From the listing below, extract each entry exactly as written, minus the images.

------------------------------------

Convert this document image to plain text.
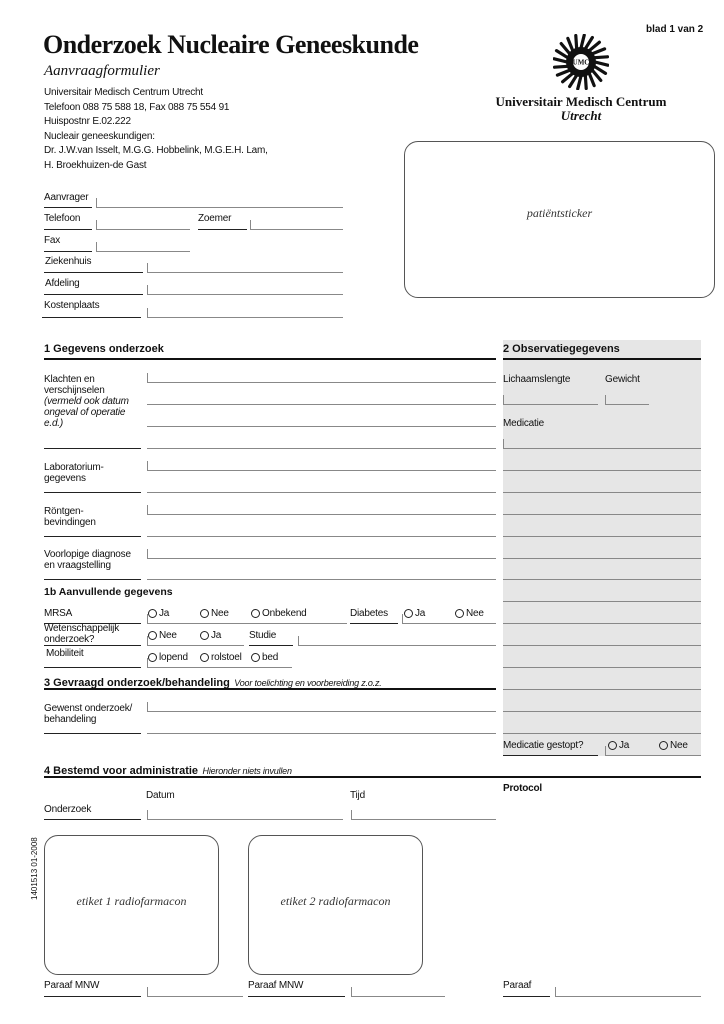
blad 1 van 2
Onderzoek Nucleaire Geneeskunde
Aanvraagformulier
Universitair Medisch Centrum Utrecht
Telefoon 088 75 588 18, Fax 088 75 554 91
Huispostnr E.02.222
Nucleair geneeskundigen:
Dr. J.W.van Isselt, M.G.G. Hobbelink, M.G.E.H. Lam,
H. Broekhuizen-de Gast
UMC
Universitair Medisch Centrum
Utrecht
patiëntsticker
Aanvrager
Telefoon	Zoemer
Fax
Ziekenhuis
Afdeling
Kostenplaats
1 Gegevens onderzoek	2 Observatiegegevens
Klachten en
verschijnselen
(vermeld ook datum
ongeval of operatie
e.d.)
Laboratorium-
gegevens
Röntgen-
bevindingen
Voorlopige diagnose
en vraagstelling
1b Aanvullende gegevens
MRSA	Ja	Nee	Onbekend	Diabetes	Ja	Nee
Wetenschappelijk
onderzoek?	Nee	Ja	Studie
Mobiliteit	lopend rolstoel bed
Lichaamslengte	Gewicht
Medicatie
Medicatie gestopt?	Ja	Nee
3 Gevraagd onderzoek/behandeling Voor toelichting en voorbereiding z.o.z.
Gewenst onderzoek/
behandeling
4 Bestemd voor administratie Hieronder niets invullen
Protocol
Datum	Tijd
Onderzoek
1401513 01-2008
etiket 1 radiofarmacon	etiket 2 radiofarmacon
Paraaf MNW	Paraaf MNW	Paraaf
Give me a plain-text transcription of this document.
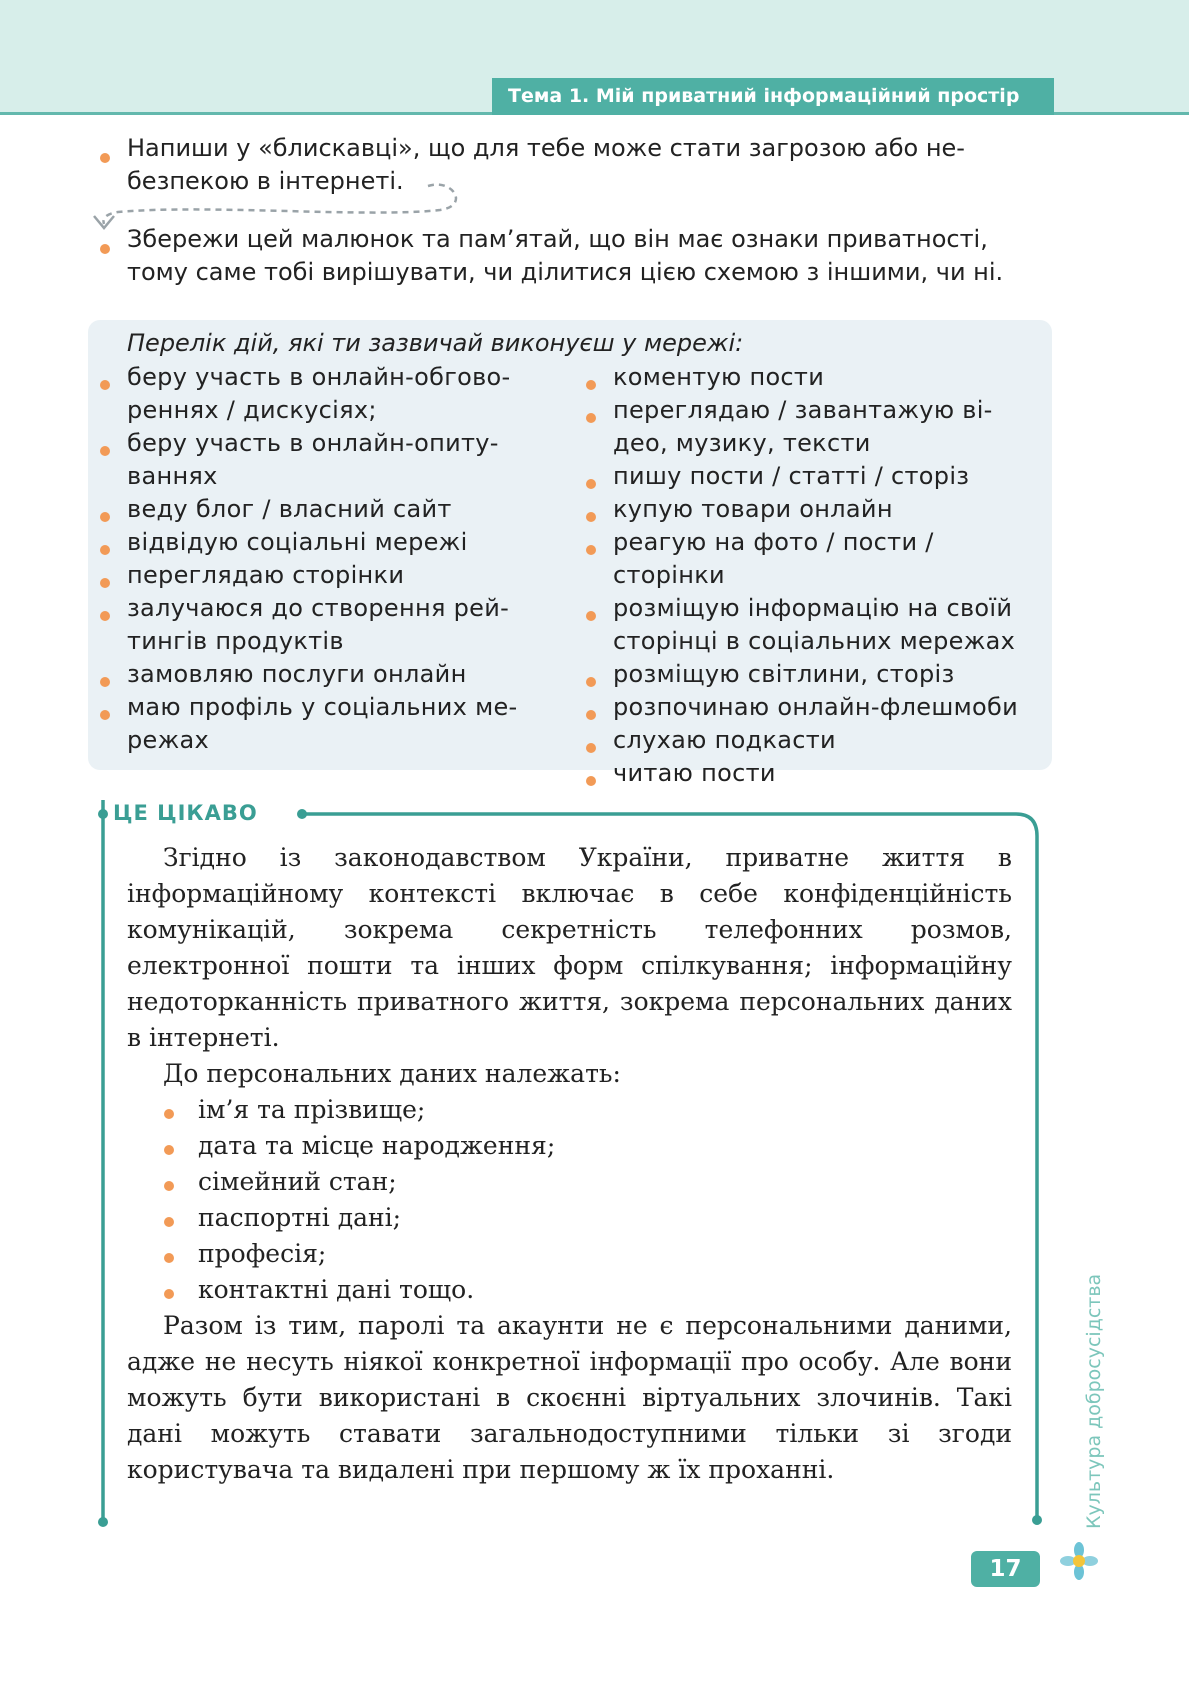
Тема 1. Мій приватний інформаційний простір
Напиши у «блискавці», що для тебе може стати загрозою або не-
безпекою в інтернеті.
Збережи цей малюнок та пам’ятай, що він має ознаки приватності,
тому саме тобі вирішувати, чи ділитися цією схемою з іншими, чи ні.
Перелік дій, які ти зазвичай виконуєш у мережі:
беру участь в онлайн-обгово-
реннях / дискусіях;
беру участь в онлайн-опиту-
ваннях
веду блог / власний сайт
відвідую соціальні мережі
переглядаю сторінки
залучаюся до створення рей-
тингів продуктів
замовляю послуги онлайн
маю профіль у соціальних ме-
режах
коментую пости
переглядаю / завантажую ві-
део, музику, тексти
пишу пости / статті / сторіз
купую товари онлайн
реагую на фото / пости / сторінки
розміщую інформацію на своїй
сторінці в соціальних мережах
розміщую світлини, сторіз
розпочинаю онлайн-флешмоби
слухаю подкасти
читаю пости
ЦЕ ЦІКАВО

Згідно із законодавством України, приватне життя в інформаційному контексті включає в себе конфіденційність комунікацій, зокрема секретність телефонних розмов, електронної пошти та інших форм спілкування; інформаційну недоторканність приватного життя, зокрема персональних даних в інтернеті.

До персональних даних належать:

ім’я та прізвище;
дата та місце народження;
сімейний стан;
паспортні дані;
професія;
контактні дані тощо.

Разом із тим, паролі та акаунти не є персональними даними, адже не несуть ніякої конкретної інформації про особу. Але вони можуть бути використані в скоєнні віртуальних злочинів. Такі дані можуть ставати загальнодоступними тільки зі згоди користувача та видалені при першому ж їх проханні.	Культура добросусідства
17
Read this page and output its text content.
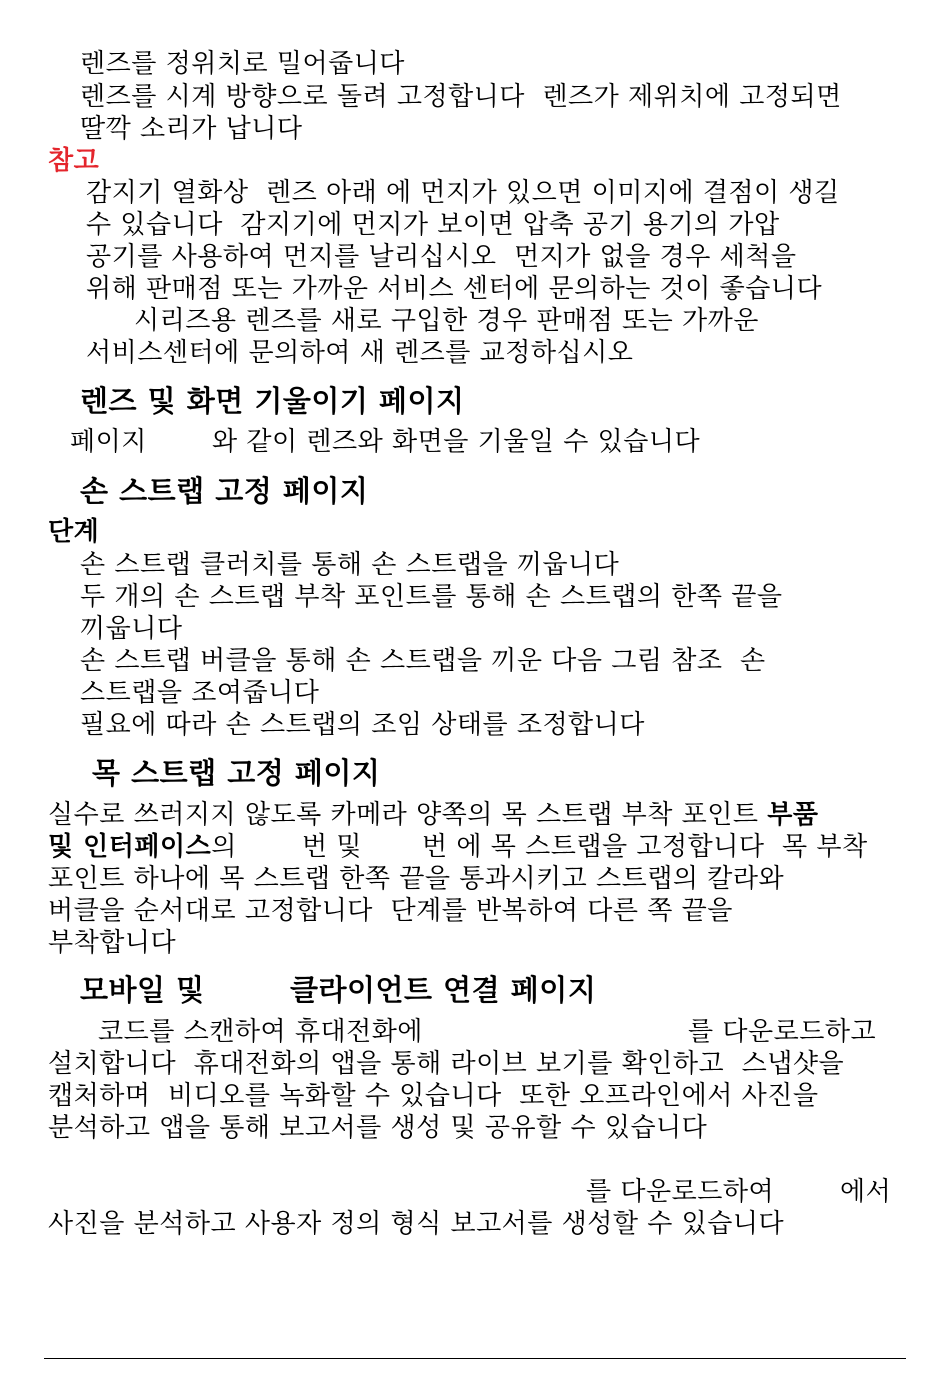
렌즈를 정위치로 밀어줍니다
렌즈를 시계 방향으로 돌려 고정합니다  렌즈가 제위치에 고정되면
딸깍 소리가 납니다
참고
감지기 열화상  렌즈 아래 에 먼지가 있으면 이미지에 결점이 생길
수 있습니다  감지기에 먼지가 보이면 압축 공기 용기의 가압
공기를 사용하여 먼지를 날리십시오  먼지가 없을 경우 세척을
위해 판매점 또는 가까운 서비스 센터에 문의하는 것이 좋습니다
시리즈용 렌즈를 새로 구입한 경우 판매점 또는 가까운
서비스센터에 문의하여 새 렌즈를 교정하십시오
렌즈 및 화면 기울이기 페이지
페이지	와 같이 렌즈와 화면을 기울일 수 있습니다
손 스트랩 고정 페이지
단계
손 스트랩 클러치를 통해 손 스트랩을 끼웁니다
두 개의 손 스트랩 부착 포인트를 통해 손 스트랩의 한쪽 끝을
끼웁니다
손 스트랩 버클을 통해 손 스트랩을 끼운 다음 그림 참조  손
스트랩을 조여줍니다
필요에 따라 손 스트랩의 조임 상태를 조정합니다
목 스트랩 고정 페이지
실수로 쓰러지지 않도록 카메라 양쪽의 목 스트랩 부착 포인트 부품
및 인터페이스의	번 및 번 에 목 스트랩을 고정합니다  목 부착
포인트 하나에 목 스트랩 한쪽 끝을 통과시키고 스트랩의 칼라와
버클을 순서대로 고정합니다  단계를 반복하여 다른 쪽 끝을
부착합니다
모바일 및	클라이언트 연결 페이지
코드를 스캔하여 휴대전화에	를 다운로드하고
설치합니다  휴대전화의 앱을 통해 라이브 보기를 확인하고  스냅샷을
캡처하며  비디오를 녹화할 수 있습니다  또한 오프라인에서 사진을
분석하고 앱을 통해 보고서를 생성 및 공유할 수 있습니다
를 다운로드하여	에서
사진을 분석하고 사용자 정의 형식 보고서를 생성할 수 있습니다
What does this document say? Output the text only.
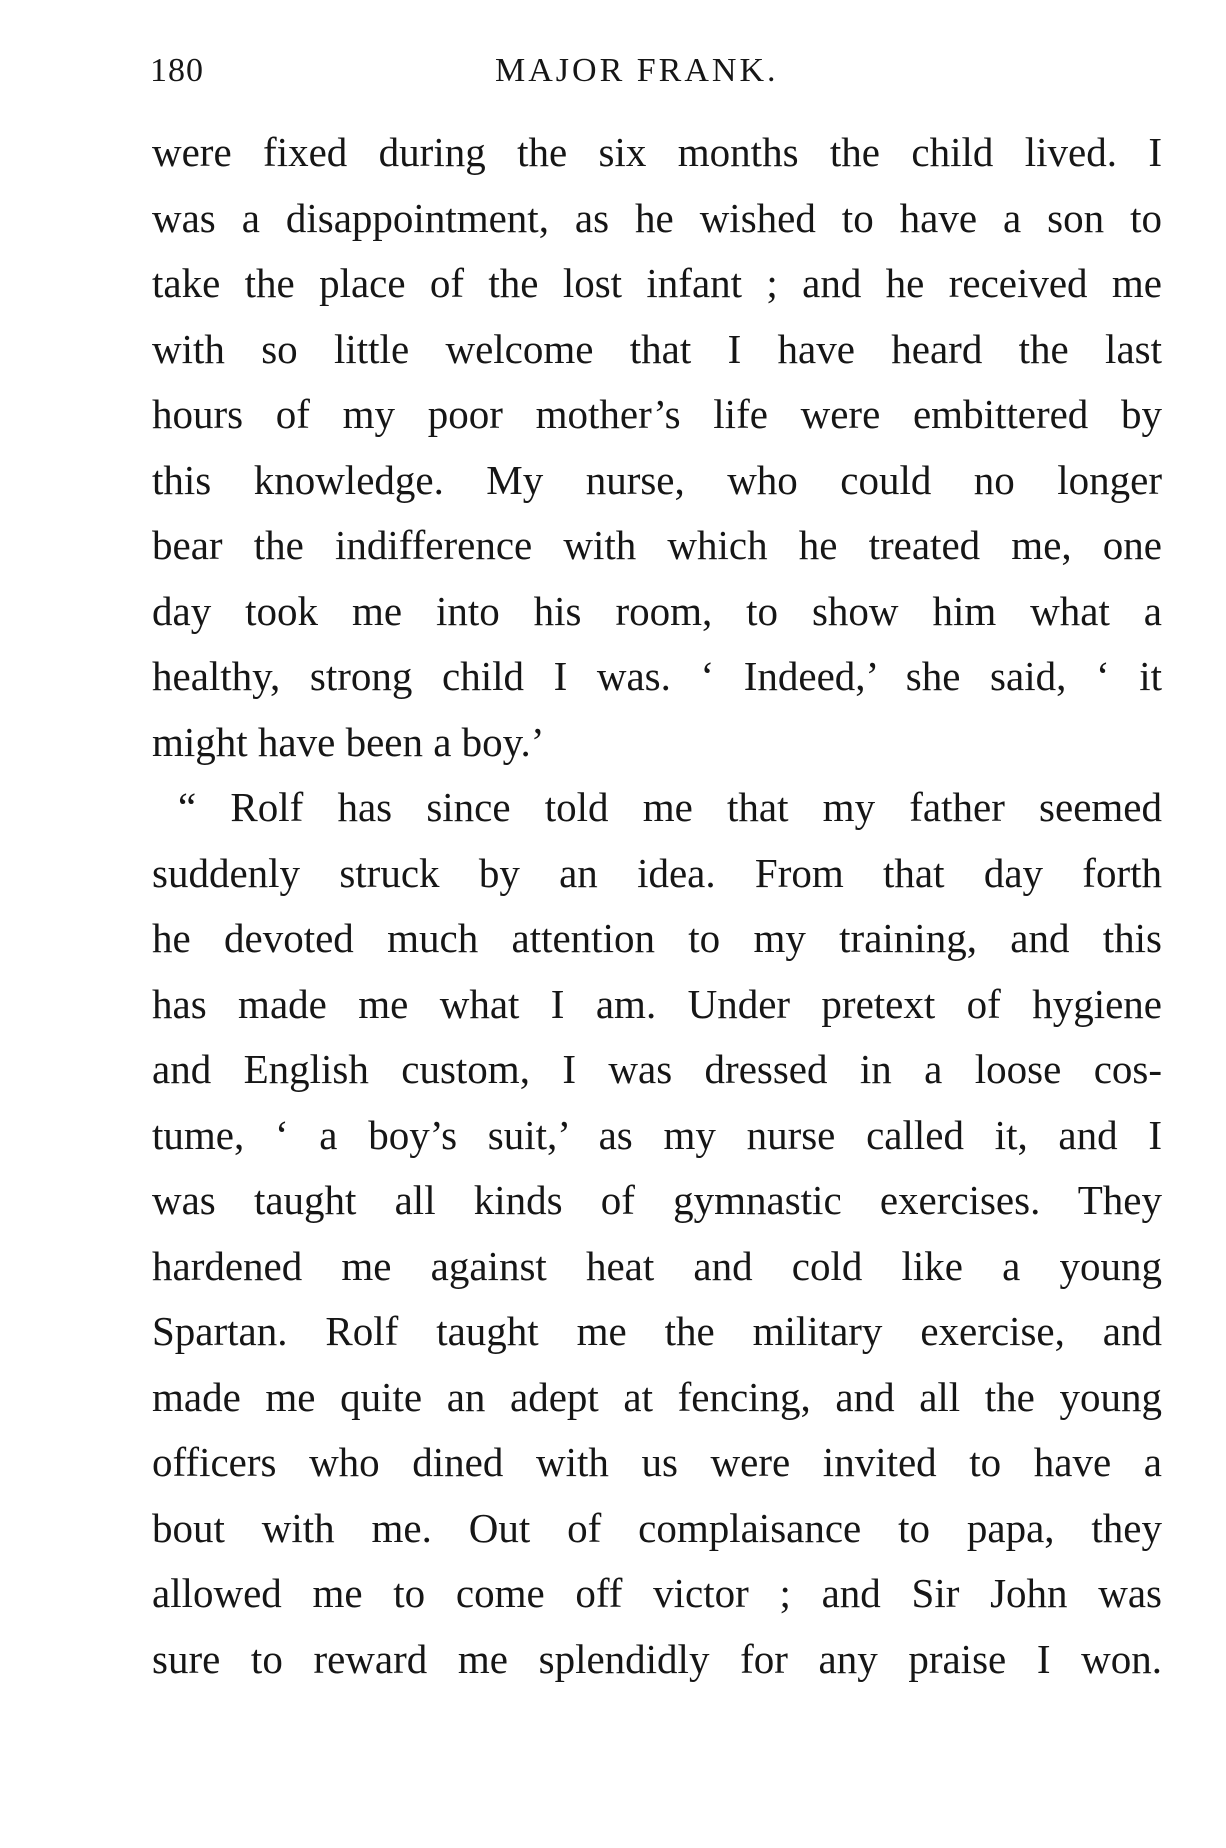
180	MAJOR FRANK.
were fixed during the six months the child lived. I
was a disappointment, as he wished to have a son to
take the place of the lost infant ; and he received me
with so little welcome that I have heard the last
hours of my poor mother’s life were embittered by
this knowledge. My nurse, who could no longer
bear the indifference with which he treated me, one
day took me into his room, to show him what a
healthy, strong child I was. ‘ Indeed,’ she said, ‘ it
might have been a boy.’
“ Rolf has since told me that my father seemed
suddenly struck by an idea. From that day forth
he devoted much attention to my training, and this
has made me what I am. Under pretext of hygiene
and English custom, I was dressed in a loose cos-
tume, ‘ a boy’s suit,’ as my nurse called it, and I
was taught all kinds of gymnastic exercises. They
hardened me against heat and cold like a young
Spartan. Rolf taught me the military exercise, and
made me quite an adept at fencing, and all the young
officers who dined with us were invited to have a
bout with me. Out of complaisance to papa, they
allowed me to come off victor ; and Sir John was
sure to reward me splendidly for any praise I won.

------------------------------------

» Result of this task
Convert this document image to plain text.
blad 1 van 2
Onderzoek Nucleaire Geneeskunde
Aanvraagformulier
Universitair Medisch Centrum Utrecht
Telefoon 088 75 588 18, Fax 088 75 554 91
Huispostnr E.02.222
Nucleair geneeskundigen:
Dr. J.W.van Isselt, M.G.G. Hobbelink, M.G.E.H. Lam,
H. Broekhuizen-de Gast
UMC
Universitair Medisch Centrum
Utrecht
patiëntsticker
Aanvrager
Telefoon	Zoemer
Fax
Ziekenhuis
Afdeling
Kostenplaats
1 Gegevens onderzoek	2 Observatiegegevens
Klachten en
verschijnselen
(vermeld ook datum
ongeval of operatie
e.d.)
Laboratorium-
gegevens
Röntgen-
bevindingen
Voorlopige diagnose
en vraagstelling
1b Aanvullende gegevens
MRSA	Ja	Nee	Onbekend	Diabetes	Ja	Nee
Wetenschappelijk
onderzoek?	Nee	Ja	Studie
Mobiliteit	lopend rolstoel bed
Lichaamslengte	Gewicht
Medicatie
Medicatie gestopt?	Ja	Nee
3 Gevraagd onderzoek/behandeling Voor toelichting en voorbereiding z.o.z.
Gewenst onderzoek/
behandeling
4 Bestemd voor administratie Hieronder niets invullen
Protocol
Datum	Tijd
Onderzoek
1401513 01-2008
etiket 1 radiofarmacon	etiket 2 radiofarmacon
Paraaf MNW	Paraaf MNW	Paraaf
Give me a plain-text transcription of this document.
Тема 1. Мій приватний інформаційний простір
Напиши у «блискавці», що для тебе може стати загрозою або не-
безпекою в інтернеті.
Збережи цей малюнок та пам’ятай, що він має ознаки приватності,
тому саме тобі вирішувати, чи ділитися цією схемою з іншими, чи ні.
Перелік дій, які ти зазвичай виконуєш у мережі:
беру участь в онлайн-обгово-
реннях / дискусіях;
беру участь в онлайн-опиту-
ваннях
веду блог / власний сайт
відвідую соціальні мережі
переглядаю сторінки
залучаюся до створення рей-
тингів продуктів
замовляю послуги онлайн
маю профіль у соціальних ме-
режах
коментую пости
переглядаю / завантажую ві-
део, музику, тексти
пишу пости / статті / сторіз
купую товари онлайн
реагую на фото / пости / сторінки
розміщую інформацію на своїй
сторінці в соціальних мережах
розміщую світлини, сторіз
розпочинаю онлайн-флешмоби
слухаю подкасти
читаю пости
ЦЕ ЦІКАВО

Згідно із законодавством України, приватне життя в інформаційному контексті включає в себе конфіденційність комунікацій, зокрема секретність телефонних розмов, електронної пошти та інших форм спілкування; інформаційну недоторканність приватного життя, зокрема персональних даних в інтернеті.

До персональних даних належать:

ім’я та прізвище;
дата та місце народження;
сімейний стан;
паспортні дані;
професія;
контактні дані тощо.

Разом із тим, паролі та акаунти не є персональними даними, адже не несуть ніякої конкретної інформації про особу. Але вони можуть бути використані в скоєнні віртуальних злочинів. Такі дані можуть ставати загальнодоступними тільки зі згоди користувача та видалені при першому ж їх проханні.	Культура добросусідства
17
Read this page and output its text content.
렌즈를 정위치로 밀어줍니다
렌즈를 시계 방향으로 돌려 고정합니다  렌즈가 제위치에 고정되면
딸깍 소리가 납니다
참고
감지기 열화상  렌즈 아래 에 먼지가 있으면 이미지에 결점이 생길
수 있습니다  감지기에 먼지가 보이면 압축 공기 용기의 가압
공기를 사용하여 먼지를 날리십시오  먼지가 없을 경우 세척을
위해 판매점 또는 가까운 서비스 센터에 문의하는 것이 좋습니다
시리즈용 렌즈를 새로 구입한 경우 판매점 또는 가까운
서비스센터에 문의하여 새 렌즈를 교정하십시오
렌즈 및 화면 기울이기 페이지
페이지	와 같이 렌즈와 화면을 기울일 수 있습니다
손 스트랩 고정 페이지
단계
손 스트랩 클러치를 통해 손 스트랩을 끼웁니다
두 개의 손 스트랩 부착 포인트를 통해 손 스트랩의 한쪽 끝을
끼웁니다
손 스트랩 버클을 통해 손 스트랩을 끼운 다음 그림 참조  손
스트랩을 조여줍니다
필요에 따라 손 스트랩의 조임 상태를 조정합니다
목 스트랩 고정 페이지
실수로 쓰러지지 않도록 카메라 양쪽의 목 스트랩 부착 포인트 부품
및 인터페이스의	번 및 번 에 목 스트랩을 고정합니다  목 부착
포인트 하나에 목 스트랩 한쪽 끝을 통과시키고 스트랩의 칼라와
버클을 순서대로 고정합니다  단계를 반복하여 다른 쪽 끝을
부착합니다
모바일 및	클라이언트 연결 페이지
코드를 스캔하여 휴대전화에	를 다운로드하고
설치합니다  휴대전화의 앱을 통해 라이브 보기를 확인하고  스냅샷을
캡처하며  비디오를 녹화할 수 있습니다  또한 오프라인에서 사진을
분석하고 앱을 통해 보고서를 생성 및 공유할 수 있습니다
를 다운로드하여	에서
사진을 분석하고 사용자 정의 형식 보고서를 생성할 수 있습니다
What does this document say? Output the text only.
180	MAJOR FRANK.
were fixed during the six months the child lived. I
was a disappointment, as he wished to have a son to
take the place of the lost infant ; and he received me
with so little welcome that I have heard the last
hours of my poor mother’s life were embittered by
this knowledge. My nurse, who could no longer
bear the indifference with which he treated me, one
day took me into his room, to show him what a
healthy, strong child I was. ‘ Indeed,’ she said, ‘ it
might have been a boy.’
“ Rolf has since told me that my father seemed
suddenly struck by an idea. From that day forth
he devoted much attention to my training, and this
has made me what I am. Under pretext of hygiene
and English custom, I was dressed in a loose cos-
tume, ‘ a boy’s suit,’ as my nurse called it, and I
was taught all kinds of gymnastic exercises. They
hardened me against heat and cold like a young
Spartan. Rolf taught me the military exercise, and
made me quite an adept at fencing, and all the young
officers who dined with us were invited to have a
bout with me. Out of complaisance to papa, they
allowed me to come off victor ; and Sir John was
sure to reward me splendidly for any praise I won.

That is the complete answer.